### THE RECORDS

▽

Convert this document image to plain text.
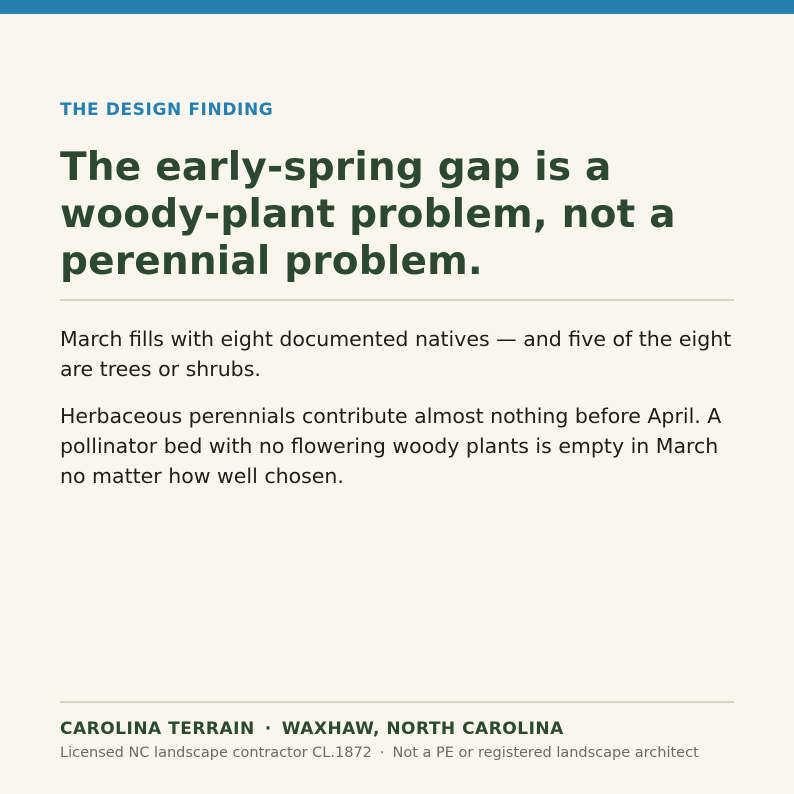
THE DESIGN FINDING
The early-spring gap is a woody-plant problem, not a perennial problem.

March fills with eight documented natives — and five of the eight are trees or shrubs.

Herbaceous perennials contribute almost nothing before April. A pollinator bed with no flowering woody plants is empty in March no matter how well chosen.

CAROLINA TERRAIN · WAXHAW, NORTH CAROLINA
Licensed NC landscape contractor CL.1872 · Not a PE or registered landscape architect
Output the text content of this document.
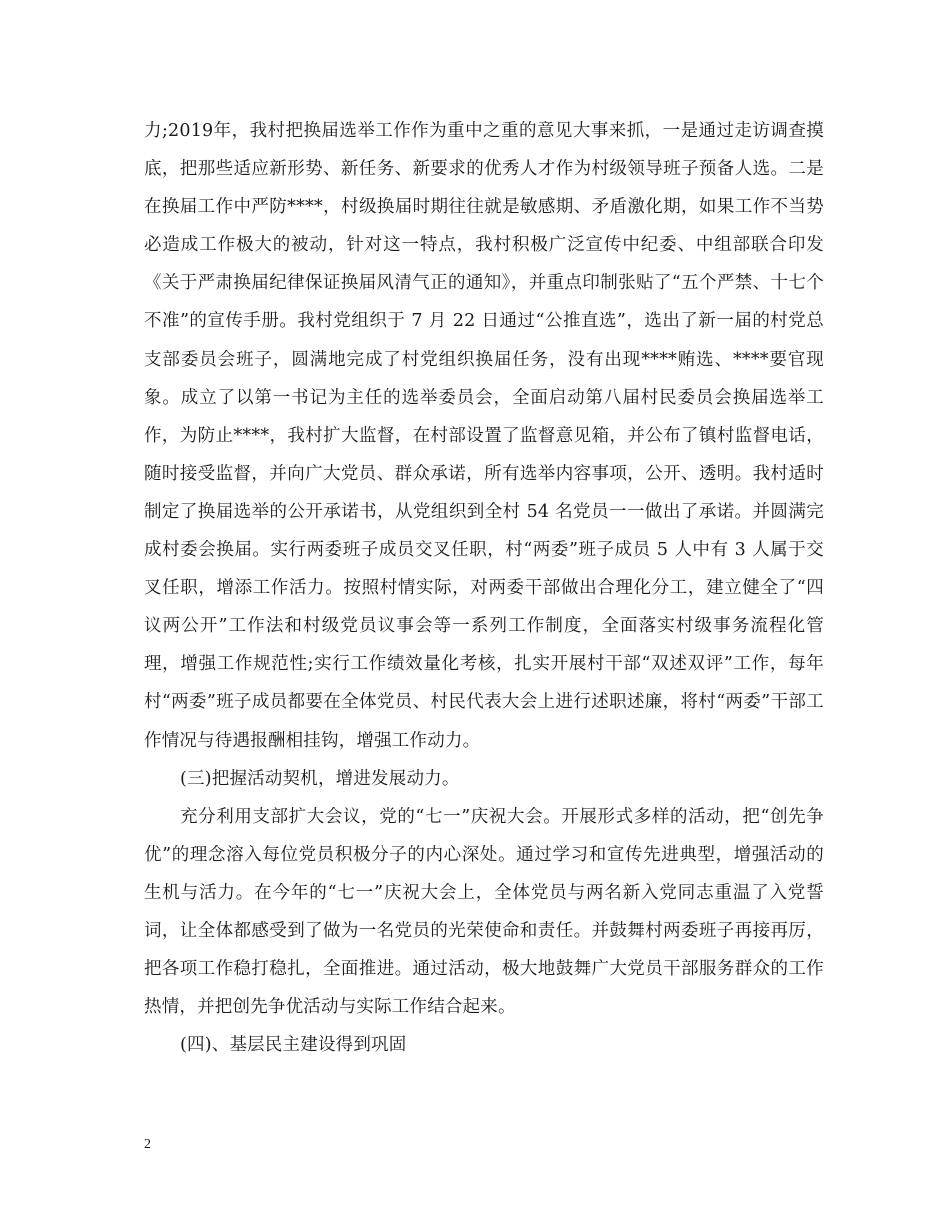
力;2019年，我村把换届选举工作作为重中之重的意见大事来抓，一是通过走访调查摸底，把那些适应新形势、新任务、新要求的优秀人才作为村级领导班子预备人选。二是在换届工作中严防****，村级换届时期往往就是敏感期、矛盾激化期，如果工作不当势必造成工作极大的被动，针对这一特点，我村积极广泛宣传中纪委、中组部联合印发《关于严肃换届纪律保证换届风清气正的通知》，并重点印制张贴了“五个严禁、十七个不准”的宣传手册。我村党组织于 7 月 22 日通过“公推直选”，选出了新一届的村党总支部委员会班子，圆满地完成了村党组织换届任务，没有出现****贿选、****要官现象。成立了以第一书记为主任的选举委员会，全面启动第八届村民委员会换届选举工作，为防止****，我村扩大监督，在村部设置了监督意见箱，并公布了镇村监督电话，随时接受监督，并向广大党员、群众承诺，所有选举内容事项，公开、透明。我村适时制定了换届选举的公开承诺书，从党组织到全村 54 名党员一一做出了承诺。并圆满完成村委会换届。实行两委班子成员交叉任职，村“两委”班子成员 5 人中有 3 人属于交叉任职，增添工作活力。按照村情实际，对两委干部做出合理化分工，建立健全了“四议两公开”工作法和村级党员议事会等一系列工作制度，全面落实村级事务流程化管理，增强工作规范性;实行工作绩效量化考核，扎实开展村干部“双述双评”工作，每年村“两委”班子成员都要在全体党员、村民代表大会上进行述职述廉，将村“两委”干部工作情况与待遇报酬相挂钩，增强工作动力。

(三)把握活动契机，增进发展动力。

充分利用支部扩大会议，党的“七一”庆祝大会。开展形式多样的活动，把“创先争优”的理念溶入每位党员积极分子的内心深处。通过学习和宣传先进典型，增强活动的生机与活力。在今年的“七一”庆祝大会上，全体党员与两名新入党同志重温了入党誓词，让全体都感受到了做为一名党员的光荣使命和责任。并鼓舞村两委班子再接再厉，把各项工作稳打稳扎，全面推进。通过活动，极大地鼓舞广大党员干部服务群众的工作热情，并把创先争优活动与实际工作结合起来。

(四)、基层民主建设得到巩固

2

△

### EXERCISE AIM
Using the records above, copy every line that has the word "with" in it.

### RESPONSE TO THE EXERCISE
March fills with eight documented natives — and five of the eight are trees or shrubs.
Herbaceous perennials contribute almost nothing before April. A pollinator bed with no flowering woody plants is empty in March no matter how well chosen.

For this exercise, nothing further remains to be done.